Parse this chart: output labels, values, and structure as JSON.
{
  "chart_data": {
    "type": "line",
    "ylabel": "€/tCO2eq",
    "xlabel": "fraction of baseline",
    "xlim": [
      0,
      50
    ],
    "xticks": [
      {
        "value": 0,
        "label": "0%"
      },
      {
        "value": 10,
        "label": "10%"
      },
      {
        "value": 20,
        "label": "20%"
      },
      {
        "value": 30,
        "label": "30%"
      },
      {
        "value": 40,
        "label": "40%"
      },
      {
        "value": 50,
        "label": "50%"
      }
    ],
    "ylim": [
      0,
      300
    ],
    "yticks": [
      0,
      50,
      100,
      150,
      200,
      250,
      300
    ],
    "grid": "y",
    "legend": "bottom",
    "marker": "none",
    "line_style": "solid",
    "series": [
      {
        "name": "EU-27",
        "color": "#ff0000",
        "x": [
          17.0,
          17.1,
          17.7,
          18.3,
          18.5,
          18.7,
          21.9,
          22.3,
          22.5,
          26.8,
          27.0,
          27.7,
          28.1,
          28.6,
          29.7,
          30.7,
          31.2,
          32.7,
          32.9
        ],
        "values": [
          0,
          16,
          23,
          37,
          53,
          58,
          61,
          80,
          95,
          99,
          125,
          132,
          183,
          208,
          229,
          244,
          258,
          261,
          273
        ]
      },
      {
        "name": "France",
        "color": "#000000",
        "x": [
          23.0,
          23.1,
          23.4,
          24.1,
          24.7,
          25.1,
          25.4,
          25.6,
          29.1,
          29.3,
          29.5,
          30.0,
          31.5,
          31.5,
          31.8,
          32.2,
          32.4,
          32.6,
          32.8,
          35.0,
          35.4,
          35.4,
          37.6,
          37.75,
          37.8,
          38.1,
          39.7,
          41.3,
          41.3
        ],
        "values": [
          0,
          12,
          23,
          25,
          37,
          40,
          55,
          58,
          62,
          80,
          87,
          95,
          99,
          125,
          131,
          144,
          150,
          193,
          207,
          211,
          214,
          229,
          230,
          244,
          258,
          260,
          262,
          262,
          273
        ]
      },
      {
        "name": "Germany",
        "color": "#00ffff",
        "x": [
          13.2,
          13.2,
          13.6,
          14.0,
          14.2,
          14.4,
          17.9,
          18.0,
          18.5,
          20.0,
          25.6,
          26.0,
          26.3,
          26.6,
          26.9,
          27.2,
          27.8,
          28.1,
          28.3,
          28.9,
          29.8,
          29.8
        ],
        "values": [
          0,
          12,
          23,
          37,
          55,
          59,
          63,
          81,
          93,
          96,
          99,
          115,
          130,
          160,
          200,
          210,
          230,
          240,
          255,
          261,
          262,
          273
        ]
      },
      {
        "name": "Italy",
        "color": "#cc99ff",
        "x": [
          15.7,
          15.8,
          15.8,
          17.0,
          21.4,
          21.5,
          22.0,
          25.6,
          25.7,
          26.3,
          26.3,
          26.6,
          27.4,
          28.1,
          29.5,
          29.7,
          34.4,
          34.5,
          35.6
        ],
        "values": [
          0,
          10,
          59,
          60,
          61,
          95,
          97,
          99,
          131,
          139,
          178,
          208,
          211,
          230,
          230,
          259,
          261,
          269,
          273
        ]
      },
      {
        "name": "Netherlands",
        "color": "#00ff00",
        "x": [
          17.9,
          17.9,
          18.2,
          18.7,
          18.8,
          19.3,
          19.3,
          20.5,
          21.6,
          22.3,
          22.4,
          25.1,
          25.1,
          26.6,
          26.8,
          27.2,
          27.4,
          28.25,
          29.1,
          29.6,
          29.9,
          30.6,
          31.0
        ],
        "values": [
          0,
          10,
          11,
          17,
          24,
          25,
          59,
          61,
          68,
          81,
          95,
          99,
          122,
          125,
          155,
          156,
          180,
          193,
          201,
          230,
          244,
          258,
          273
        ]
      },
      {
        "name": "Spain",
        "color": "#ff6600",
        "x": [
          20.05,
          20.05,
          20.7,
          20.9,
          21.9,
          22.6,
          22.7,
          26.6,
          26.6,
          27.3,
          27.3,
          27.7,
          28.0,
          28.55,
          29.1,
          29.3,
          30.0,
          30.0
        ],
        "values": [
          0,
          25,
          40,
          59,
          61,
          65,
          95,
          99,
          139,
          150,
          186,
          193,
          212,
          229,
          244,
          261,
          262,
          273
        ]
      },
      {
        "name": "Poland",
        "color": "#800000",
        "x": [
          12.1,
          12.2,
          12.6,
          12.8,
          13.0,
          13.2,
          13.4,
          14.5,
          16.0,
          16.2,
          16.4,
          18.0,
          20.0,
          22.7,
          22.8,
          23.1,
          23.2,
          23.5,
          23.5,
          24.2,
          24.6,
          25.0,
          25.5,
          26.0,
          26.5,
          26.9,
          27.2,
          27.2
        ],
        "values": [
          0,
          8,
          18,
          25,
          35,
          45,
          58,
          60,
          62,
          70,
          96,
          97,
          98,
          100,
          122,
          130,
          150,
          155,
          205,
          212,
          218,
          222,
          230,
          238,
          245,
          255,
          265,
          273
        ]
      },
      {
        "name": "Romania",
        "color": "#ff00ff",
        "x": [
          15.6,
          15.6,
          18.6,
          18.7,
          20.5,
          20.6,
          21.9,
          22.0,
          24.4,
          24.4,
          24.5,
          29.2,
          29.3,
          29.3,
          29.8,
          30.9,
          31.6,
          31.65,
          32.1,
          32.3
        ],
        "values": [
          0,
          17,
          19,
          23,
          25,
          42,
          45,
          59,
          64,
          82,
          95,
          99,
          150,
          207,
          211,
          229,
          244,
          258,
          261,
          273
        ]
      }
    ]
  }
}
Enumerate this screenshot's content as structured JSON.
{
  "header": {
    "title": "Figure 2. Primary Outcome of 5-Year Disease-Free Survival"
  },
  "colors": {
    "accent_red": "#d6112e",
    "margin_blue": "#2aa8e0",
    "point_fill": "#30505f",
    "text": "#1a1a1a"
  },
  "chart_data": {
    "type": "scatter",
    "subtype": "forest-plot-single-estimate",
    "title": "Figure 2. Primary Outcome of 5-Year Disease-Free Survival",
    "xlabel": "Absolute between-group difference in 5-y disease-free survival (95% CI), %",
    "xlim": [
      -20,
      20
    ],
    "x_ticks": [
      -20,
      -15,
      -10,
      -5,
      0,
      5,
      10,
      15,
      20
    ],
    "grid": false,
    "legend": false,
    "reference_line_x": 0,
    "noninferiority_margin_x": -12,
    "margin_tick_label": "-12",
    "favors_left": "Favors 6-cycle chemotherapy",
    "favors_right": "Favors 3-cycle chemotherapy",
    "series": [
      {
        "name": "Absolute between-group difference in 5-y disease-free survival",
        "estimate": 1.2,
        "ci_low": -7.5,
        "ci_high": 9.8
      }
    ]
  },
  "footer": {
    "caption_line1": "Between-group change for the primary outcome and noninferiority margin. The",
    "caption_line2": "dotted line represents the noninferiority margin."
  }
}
☆ ☆ ☆ ☆
## What you are asked to do:
Locate the line that contains "Enumerate this screenshot's". Repeat it and every line after it, up to and including the final line, exactly.

## Full answer:
Enumerate this screenshot's content as structured JSON.
{
  "header": {
    "title": "Figure 2. Primary Outcome of 5-Year Disease-Free Survival"
  },
  "colors": {
    "accent_red": "#d6112e",
    "margin_blue": "#2aa8e0",
    "point_fill": "#30505f",
    "text": "#1a1a1a"
  },
  "chart_data": {
    "type": "scatter",
    "subtype": "forest-plot-single-estimate",
    "title": "Figure 2. Primary Outcome of 5-Year Disease-Free Survival",
    "xlabel": "Absolute between-group difference in 5-y disease-free survival (95% CI), %",
    "xlim": [
      -20,
      20
    ],
    "x_ticks": [
      -20,
      -15,
      -10,
      -5,
      0,
      5,
      10,
      15,
      20
    ],
    "grid": false,
    "legend": false,
    "reference_line_x": 0,
    "noninferiority_margin_x": -12,
    "margin_tick_label": "-12",
    "favors_left": "Favors 6-cycle chemotherapy",
    "favors_right": "Favors 3-cycle chemotherapy",
    "series": [
      {
        "name": "Absolute between-group difference in 5-y disease-free survival",
        "estimate": 1.2,
        "ci_low": -7.5,
        "ci_high": 9.8
      }
    ]
  },
  "footer": {
    "caption_line1": "Between-group change for the primary outcome and noninferiority margin. The",
    "caption_line2": "dotted line represents the noninferiority margin."
  }
}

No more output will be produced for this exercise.